## [Task goal]
From the line with "Output a JSON object containing" to the final line of the records, reproduce every line exactly and only those lines.

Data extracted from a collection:
= = = = =

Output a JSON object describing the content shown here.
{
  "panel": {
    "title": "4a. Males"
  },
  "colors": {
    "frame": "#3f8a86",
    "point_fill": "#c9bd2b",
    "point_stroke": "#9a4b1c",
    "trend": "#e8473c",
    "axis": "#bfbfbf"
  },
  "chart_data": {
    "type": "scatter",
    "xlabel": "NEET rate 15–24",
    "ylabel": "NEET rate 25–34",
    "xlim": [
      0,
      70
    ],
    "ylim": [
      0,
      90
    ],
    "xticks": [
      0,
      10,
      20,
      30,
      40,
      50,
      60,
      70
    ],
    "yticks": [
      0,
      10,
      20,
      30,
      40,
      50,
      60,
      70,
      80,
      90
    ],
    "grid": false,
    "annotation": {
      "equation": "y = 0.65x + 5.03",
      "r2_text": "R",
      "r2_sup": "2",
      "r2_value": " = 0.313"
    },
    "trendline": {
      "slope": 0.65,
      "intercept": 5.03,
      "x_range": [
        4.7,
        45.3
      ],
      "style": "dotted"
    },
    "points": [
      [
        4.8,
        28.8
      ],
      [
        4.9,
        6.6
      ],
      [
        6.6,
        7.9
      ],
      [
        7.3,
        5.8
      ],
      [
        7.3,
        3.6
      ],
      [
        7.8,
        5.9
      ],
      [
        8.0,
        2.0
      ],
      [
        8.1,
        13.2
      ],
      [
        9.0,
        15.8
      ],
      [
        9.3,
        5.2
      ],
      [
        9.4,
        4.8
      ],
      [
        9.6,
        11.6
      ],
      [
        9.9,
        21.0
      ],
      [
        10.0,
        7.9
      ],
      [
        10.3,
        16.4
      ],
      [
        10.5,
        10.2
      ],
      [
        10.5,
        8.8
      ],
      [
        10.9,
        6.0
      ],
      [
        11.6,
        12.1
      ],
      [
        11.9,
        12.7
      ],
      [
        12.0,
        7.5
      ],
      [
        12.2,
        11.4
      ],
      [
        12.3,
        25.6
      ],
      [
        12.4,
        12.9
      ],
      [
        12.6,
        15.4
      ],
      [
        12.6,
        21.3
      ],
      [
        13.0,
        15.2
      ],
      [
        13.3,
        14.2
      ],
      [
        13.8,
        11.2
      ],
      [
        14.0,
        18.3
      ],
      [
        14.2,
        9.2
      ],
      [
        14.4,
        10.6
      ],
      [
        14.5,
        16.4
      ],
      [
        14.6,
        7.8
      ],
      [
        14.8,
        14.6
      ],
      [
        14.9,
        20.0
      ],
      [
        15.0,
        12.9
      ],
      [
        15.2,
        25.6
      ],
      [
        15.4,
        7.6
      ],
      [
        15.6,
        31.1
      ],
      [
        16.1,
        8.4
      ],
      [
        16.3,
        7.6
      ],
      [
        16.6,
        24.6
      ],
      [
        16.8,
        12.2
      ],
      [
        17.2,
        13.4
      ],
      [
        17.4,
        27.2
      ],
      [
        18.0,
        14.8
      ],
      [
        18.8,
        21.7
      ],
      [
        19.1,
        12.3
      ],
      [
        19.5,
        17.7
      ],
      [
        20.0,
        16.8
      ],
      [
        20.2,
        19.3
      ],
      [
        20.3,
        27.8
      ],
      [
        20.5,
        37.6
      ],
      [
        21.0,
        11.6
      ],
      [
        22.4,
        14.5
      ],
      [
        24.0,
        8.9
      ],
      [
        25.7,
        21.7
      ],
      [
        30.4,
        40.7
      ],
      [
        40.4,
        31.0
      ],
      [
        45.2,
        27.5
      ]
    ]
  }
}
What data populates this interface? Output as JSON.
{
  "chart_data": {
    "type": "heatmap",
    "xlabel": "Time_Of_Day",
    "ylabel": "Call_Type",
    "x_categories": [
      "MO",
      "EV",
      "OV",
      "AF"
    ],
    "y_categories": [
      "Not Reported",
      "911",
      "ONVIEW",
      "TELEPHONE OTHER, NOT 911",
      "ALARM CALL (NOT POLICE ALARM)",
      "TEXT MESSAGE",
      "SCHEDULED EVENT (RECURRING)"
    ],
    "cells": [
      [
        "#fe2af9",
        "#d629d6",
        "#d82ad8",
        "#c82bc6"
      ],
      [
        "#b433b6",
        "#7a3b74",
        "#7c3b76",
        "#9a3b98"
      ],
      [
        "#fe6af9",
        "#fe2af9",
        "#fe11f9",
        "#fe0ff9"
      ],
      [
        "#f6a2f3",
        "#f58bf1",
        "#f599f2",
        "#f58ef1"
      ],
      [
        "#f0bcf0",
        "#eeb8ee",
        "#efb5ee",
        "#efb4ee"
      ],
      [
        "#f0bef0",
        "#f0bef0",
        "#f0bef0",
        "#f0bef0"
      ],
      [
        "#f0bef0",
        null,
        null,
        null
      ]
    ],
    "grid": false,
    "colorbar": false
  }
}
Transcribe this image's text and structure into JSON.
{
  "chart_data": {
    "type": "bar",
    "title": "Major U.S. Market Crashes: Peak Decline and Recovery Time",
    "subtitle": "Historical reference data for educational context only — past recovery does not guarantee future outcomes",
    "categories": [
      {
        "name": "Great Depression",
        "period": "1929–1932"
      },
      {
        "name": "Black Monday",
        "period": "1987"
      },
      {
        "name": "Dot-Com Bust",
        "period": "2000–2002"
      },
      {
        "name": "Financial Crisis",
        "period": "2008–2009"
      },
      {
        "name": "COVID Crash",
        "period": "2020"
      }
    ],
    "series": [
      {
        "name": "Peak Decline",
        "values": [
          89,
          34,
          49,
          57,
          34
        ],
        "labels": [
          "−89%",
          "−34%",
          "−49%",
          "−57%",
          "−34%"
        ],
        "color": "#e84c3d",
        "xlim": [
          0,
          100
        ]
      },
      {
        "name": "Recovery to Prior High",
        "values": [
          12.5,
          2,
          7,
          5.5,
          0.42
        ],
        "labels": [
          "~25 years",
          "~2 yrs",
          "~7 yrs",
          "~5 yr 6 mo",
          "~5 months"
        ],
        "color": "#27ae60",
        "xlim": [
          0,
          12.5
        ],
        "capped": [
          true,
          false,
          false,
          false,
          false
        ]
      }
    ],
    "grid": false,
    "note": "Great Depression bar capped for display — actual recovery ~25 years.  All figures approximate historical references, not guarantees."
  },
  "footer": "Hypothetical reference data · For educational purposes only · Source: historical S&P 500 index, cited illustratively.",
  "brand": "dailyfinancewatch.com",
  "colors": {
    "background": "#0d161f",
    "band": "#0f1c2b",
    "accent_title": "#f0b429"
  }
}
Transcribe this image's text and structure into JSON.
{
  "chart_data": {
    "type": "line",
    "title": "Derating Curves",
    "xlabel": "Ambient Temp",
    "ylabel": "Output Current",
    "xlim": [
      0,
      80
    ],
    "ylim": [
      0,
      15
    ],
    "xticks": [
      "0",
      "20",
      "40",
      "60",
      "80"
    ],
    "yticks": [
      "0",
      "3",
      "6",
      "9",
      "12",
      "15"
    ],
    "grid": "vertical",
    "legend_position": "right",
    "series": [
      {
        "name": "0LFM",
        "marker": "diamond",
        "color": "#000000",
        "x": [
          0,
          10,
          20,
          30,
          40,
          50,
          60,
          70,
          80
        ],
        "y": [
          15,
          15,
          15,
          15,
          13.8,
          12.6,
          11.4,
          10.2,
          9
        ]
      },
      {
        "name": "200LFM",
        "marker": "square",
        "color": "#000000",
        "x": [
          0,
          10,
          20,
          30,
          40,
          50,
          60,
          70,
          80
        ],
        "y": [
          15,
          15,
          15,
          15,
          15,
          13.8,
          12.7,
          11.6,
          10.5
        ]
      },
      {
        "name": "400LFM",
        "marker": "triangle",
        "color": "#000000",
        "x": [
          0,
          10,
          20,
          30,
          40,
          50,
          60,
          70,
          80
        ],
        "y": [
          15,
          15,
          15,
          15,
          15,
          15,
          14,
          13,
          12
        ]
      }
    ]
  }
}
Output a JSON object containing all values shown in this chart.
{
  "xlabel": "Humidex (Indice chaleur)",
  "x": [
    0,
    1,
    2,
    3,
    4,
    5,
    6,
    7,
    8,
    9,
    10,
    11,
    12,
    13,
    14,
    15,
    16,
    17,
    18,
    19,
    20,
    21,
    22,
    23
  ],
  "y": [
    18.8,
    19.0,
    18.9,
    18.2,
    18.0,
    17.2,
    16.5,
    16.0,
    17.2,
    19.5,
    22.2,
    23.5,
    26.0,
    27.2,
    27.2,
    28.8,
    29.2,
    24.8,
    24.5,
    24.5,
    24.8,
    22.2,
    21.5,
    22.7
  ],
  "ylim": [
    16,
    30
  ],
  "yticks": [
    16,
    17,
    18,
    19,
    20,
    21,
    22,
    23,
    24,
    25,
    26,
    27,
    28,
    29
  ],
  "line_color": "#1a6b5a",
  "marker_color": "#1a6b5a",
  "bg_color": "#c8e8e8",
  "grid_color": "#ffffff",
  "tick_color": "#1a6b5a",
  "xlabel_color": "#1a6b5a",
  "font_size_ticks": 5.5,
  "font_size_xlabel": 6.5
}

= = = = =

## [Answer to the exercise]
Output a JSON object containing all values shown in this chart.
{
  "xlabel": "Humidex (Indice chaleur)",
  "x": [
    0,
    1,
    2,
    3,
    4,
    5,
    6,
    7,
    8,
    9,
    10,
    11,
    12,
    13,
    14,
    15,
    16,
    17,
    18,
    19,
    20,
    21,
    22,
    23
  ],
  "y": [
    18.8,
    19.0,
    18.9,
    18.2,
    18.0,
    17.2,
    16.5,
    16.0,
    17.2,
    19.5,
    22.2,
    23.5,
    26.0,
    27.2,
    27.2,
    28.8,
    29.2,
    24.8,
    24.5,
    24.5,
    24.8,
    22.2,
    21.5,
    22.7
  ],
  "ylim": [
    16,
    30
  ],
  "yticks": [
    16,
    17,
    18,
    19,
    20,
    21,
    22,
    23,
    24,
    25,
    26,
    27,
    28,
    29
  ],
  "line_color": "#1a6b5a",
  "marker_color": "#1a6b5a",
  "bg_color": "#c8e8e8",
  "grid_color": "#ffffff",
  "tick_color": "#1a6b5a",
  "xlabel_color": "#1a6b5a",
  "font_size_ticks": 5.5,
  "font_size_xlabel": 6.5
}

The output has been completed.